* _EXERCISE TASK_
Each line that holds the word "name" is to be identified and copied.
-=-=-=-=-
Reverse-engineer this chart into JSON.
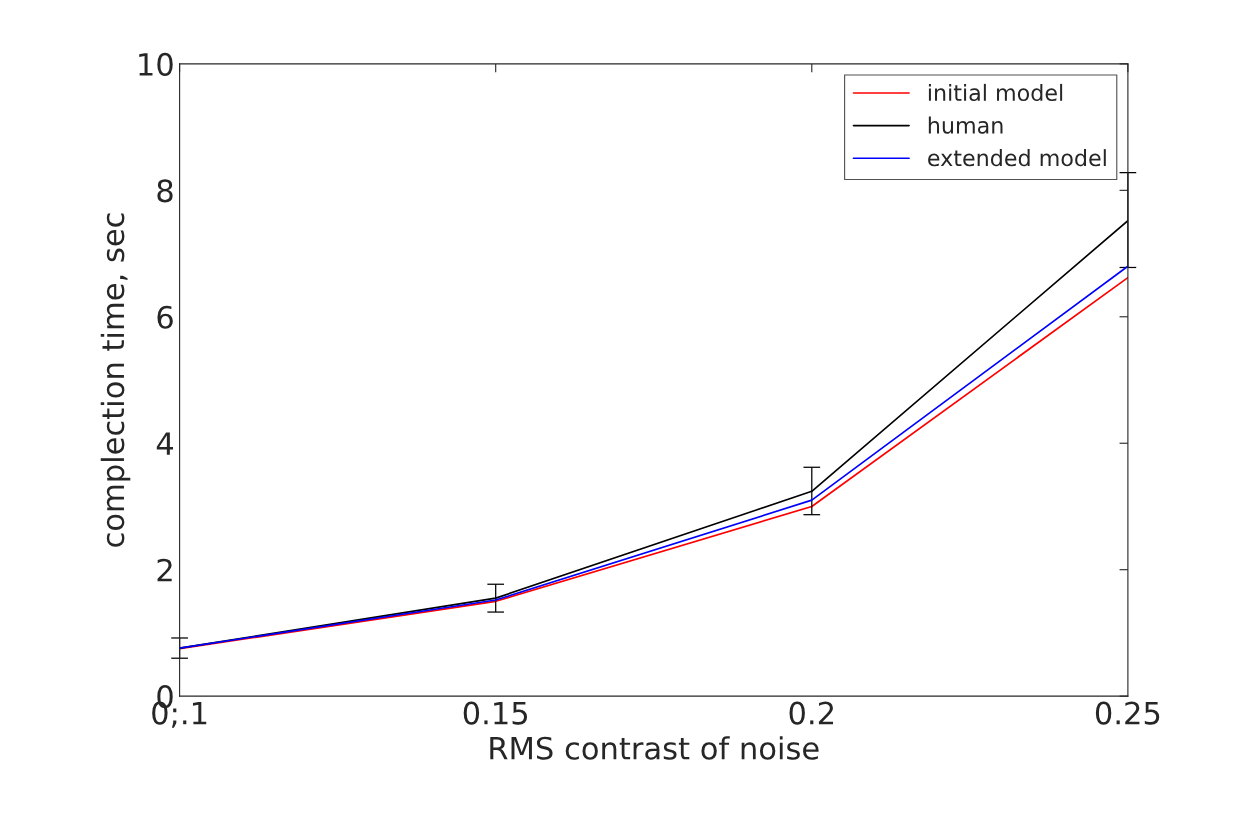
{
  "chart_data": {
    "type": "line",
    "xlabel": "RMS contrast of noise",
    "ylabel": "complection time, sec",
    "categories": [
      "0;.1",
      "0.15",
      "0.2",
      "0.25"
    ],
    "series": [
      {
        "name": "initial model",
        "color": "#ff0000",
        "values": [
          0.75,
          1.5,
          3.0,
          6.62
        ]
      },
      {
        "name": "human",
        "color": "#000000",
        "values": [
          0.76,
          1.55,
          3.24,
          7.52
        ],
        "errors": [
          [
            0.6,
            0.92
          ],
          [
            1.33,
            1.77
          ],
          [
            2.87,
            3.62
          ],
          [
            6.78,
            8.28
          ]
        ]
      },
      {
        "name": "extended model",
        "color": "#0000ff",
        "values": [
          0.76,
          1.52,
          3.1,
          6.8
        ]
      }
    ],
    "ylim": [
      0,
      10
    ],
    "yticks": [
      0,
      2,
      4,
      6,
      8,
      10
    ],
    "grid": false,
    "legend": "top right"
  }
}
-=-=-=-=-
* _OUTPUT FOR THIS EXERCISE_
        "name": "initial model",
        "name": "human",
        "name": "extended model",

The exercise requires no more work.